— Start of GIVEN TEXT —
1. 15 4月, 2019 1 次提交
  2. 21 11月, 2018 1 次提交
  3. 29 9月, 2018 2 次提交
    • B
      xfs: refactor xfs_buf_log_item reference count handling · 95808459
      Brian Foster 提交于
      The xfs_buf_log_item structure has a reference counter with slightly
      tricky semantics. In the common case, a buffer is logged and
      committed in a transaction, committed to the on-disk log (added to
      the AIL) and then finally written back and removed from the AIL. The
      bli refcount covers two potentially overlapping timeframes:
      
       1. the bli is held in an active transaction
       2. the bli is pinned by the log
      
      The caveat to this approach is that the reference counter does not
      purely dictate the lifetime of the bli. IOW, when a dirty buffer is
      physically logged and unpinned, the bli refcount may go to zero as
      the log item is inserted into the AIL. Only once the buffer is
      written back can the bli finally be freed.
      
      The above semantics means that it is not enough for the various
      refcount decrementing contexts to release the bli on decrement to
      zero. xfs_trans_brelse(), transaction commit (->iop_unlock()) and
      unpin (->iop_unpin()) must all drop the associated reference and
      make additional checks to determine if the current context is
      responsible for freeing the item.
— End of GIVEN TEXT —
— Start of DATASET EXTRACT —
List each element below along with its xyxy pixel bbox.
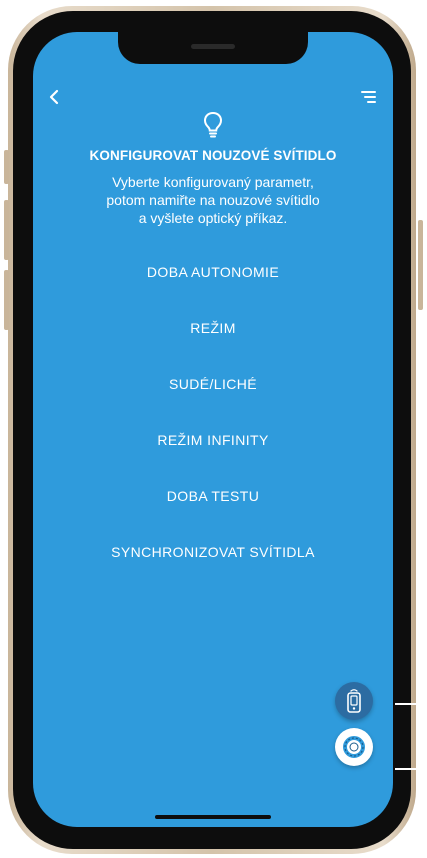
optical-command-button[interactable] <box>335 728 373 766</box>
home-indicator <box>155 815 271 819</box>
speaker-grille <box>191 44 235 49</box>
notch <box>118 32 308 64</box>
phone-side-button <box>4 150 9 184</box>
instructions-line: potom namiřte na nouzové svítidlo <box>106 192 320 208</box>
option-rezim-infinity[interactable]: REŽIM INFINITY <box>33 428 393 484</box>
page-title: KONFIGUROVAT NOUZOVÉ SVÍTIDLO <box>89 148 337 163</box>
back-button[interactable] <box>41 84 67 110</box>
option-doba-autonomie[interactable]: DOBA AUTONOMIE <box>33 260 393 316</box>
phone-side-button <box>4 200 9 260</box>
option-sude-liche[interactable]: SUDÉ/LICHÉ <box>33 372 393 428</box>
app-screen: KONFIGUROVAT NOUZOVÉ SVÍTIDLO Vyberte ko… <box>33 32 393 827</box>
option-doba-testu[interactable]: DOBA TESTU <box>33 484 393 540</box>
chevron-left-icon <box>49 89 59 105</box>
callout-line-remote <box>395 703 427 705</box>
parameter-list: DOBA AUTONOMIE REŽIM SUDÉ/LICHÉ REŽIM IN… <box>33 260 393 596</box>
phone-remote-icon <box>347 689 361 713</box>
lens-icon <box>343 736 365 758</box>
phone-side-button <box>418 220 423 310</box>
instructions-line: Vyberte konfigurovaný parametr, <box>112 174 314 190</box>
phone-side-button <box>4 270 9 330</box>
option-synchronizovat-svitidla[interactable]: SYNCHRONIZOVAT SVÍTIDLA <box>33 540 393 596</box>
lightbulb-icon <box>203 111 223 138</box>
option-rezim[interactable]: REŽIM <box>33 316 393 372</box>
remote-button[interactable] <box>335 682 373 720</box>
callout-line-lens <box>395 768 427 770</box>
instructions-line: a vyšlete optický příkaz. <box>138 210 288 226</box>
menu-button[interactable] <box>355 84 379 110</box>
menu-lines-icon <box>361 91 376 103</box>
instructions-text: Vyberte konfigurovaný parametr, potom na… <box>63 173 363 227</box>
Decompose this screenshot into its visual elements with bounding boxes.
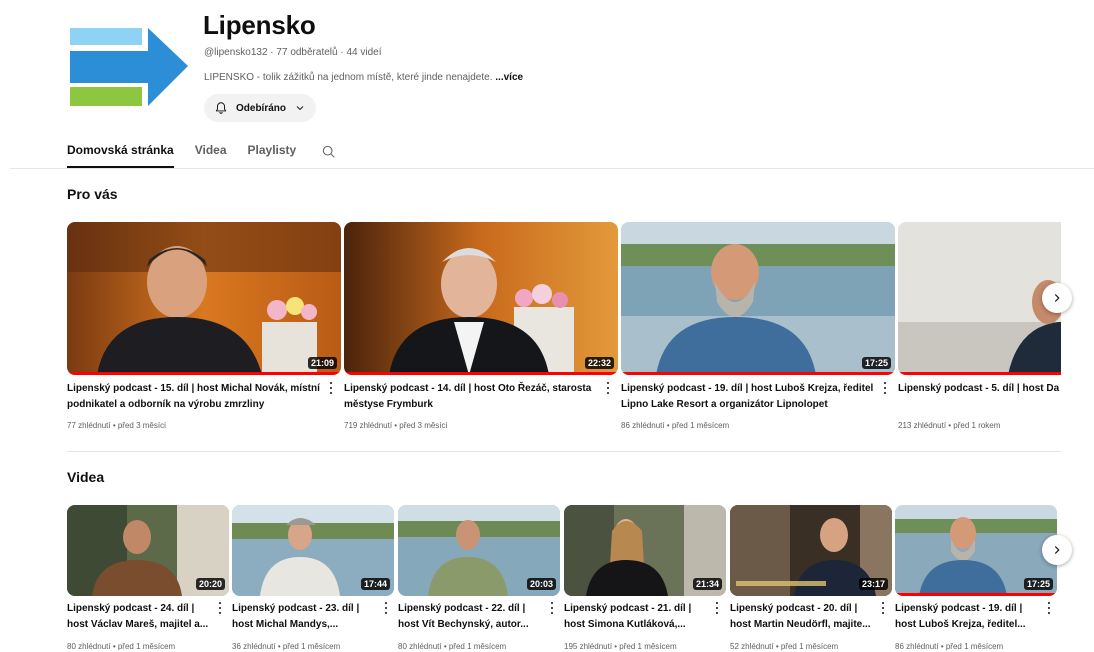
duration-badge: 17:44 <box>360 578 390 590</box>
channel-tabs: Domovská stránka Videa Playlisty <box>67 143 337 168</box>
video-title[interactable]: Lipenský podcast - 21. díl | host Simona… <box>564 601 714 633</box>
video-thumbnail[interactable]: 21:09 <box>67 222 341 375</box>
row-clip <box>1061 222 1094 422</box>
search-icon[interactable] <box>321 144 337 160</box>
next-button[interactable] <box>1042 535 1072 565</box>
thumbnail-image <box>67 222 341 375</box>
video-title[interactable]: Lipenský podcast - 19. díl | host Luboš … <box>895 601 1045 633</box>
video-title[interactable]: Lipenský podcast - 22. díl | host Vít Be… <box>398 601 548 633</box>
duration-badge: 20:20 <box>195 578 225 590</box>
section-divider <box>67 451 1061 452</box>
duration-badge: 21:09 <box>307 357 337 369</box>
tab-playlists[interactable]: Playlisty <box>248 143 297 167</box>
chevron-right-icon <box>1054 546 1060 554</box>
video-thumbnail[interactable]: 21:34 <box>564 505 726 596</box>
duration-badge: 23:17 <box>858 578 888 590</box>
watch-progress <box>67 372 341 375</box>
tabs-divider <box>10 168 1094 169</box>
section-title-for-you: Pro vás <box>67 186 118 202</box>
video-thumbnail[interactable]: 22:32 <box>344 222 618 375</box>
video-meta: 36 zhlédnutí • před 1 měsícem <box>232 642 341 651</box>
video-meta: 77 zhlédnutí • před 3 měsíci <box>67 421 166 430</box>
video-title[interactable]: Lipenský podcast - 23. díl | host Michal… <box>232 601 382 633</box>
video-meta: 52 zhlédnutí • před 1 měsícem <box>730 642 839 651</box>
video-thumbnail[interactable]: 20:03 <box>398 505 560 596</box>
more-vert-icon[interactable] <box>216 601 224 615</box>
video-meta: 80 zhlédnutí • před 1 měsícem <box>67 642 176 651</box>
tab-home[interactable]: Domovská stránka <box>67 143 174 168</box>
bell-icon <box>215 102 227 114</box>
video-thumbnail[interactable]: 23:17 <box>730 505 892 596</box>
more-vert-icon[interactable] <box>604 381 612 395</box>
next-button[interactable] <box>1042 283 1072 313</box>
video-meta: 195 zhlédnutí • před 1 měsícem <box>564 642 677 651</box>
channel-meta: @lipensko132 · 77 odběratelů · 44 videí <box>204 47 382 58</box>
video-meta: 80 zhlédnutí • před 1 měsícem <box>398 642 507 651</box>
video-title[interactable]: Lipenský podcast - 24. díl | host Václav… <box>67 601 217 633</box>
video-meta: 86 zhlédnutí • před 1 měsícem <box>895 642 1004 651</box>
video-thumbnail[interactable]: 17:25 <box>621 222 895 375</box>
more-vert-icon[interactable] <box>548 601 556 615</box>
chevron-right-icon <box>1054 294 1060 302</box>
more-vert-icon[interactable] <box>879 601 887 615</box>
duration-badge: 17:25 <box>861 357 891 369</box>
subscribed-button[interactable]: Odebíráno <box>204 94 316 122</box>
watch-progress <box>895 593 1057 596</box>
more-vert-icon[interactable] <box>382 601 390 615</box>
video-meta: 213 zhlédnutí • před 1 rokem <box>898 421 1001 430</box>
duration-badge: 22:32 <box>584 357 614 369</box>
channel-description[interactable]: LIPENSKO - tolik zážitků na jednom místě… <box>204 72 523 83</box>
more-vert-icon[interactable] <box>327 381 335 395</box>
video-meta: 86 zhlédnutí • před 1 měsícem <box>621 421 730 430</box>
subscribed-label: Odebíráno <box>236 102 287 114</box>
video-thumbnail[interactable]: 20:20 <box>67 505 229 596</box>
watch-progress <box>621 372 895 375</box>
chevron-down-icon <box>296 106 304 111</box>
thumbnail-image <box>621 222 895 375</box>
video-title[interactable]: Lipenský podcast - 20. díl | host Martin… <box>730 601 880 633</box>
video-meta: 719 zhlédnutí • před 3 měsíci <box>344 421 448 430</box>
video-thumbnail[interactable]: 17:44 <box>232 505 394 596</box>
channel-avatar[interactable] <box>70 28 188 106</box>
channel-description-text: LIPENSKO - tolik zážitků na jednom místě… <box>204 72 493 83</box>
duration-badge: 21:34 <box>692 578 722 590</box>
more-link[interactable]: ...více <box>495 72 523 83</box>
duration-badge: 17:25 <box>1023 578 1053 590</box>
video-title[interactable]: Lipenský podcast - 14. díl | host Oto Ře… <box>344 381 602 413</box>
more-vert-icon[interactable] <box>1045 601 1053 615</box>
video-title[interactable]: Lipenský podcast - 15. díl | host Michal… <box>67 381 325 413</box>
channel-name: Lipensko <box>203 10 316 40</box>
watch-progress <box>344 372 618 375</box>
video-title[interactable]: Lipenský podcast - 19. díl | host Luboš … <box>621 381 879 413</box>
duration-badge: 20:03 <box>526 578 556 590</box>
tab-videos[interactable]: Videa <box>195 143 227 167</box>
more-vert-icon[interactable] <box>713 601 721 615</box>
section-title-videos: Videa <box>67 469 105 485</box>
thumbnail-image <box>344 222 618 375</box>
video-thumbnail[interactable]: 17:25 <box>895 505 1057 596</box>
more-vert-icon[interactable] <box>881 381 889 395</box>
— End of DATASET EXTRACT —
COMPLETE THE FOLLOWING →
(1) Using the xfs commit log text, decide whether each statement agrees with it, answering yes or no and quoting the deciding words: (a) The bli refcount covers three timeframes. (b) The bli can be freed before the buffer is written back. (c) xfs_trans_brelse() must drop the associated reference.
(2) List every context that the xfs commit log text says must drop the associated reference and check whether it is responsible for freeing the item.
(3) According to the xfs commit log text, who submitted the commit that refactors xfs_buf_log_item reference count handling?

ANSWER LIST →
(1)
(a) No: "The bli refcount covers two potentially overlapping timeframes"
(b) No: "Only once the buffer is written back can the bli finally be freed."
(c) Yes: "xfs_trans_brelse(), transaction commit (->iop_unlock()) and unpin (->iop_unpin()) must all drop the associated reference"

(2)
- xfs_trans_brelse()
- transaction commit (->iop_unlock())
- unpin (->iop_unpin())

(3) Brian Foster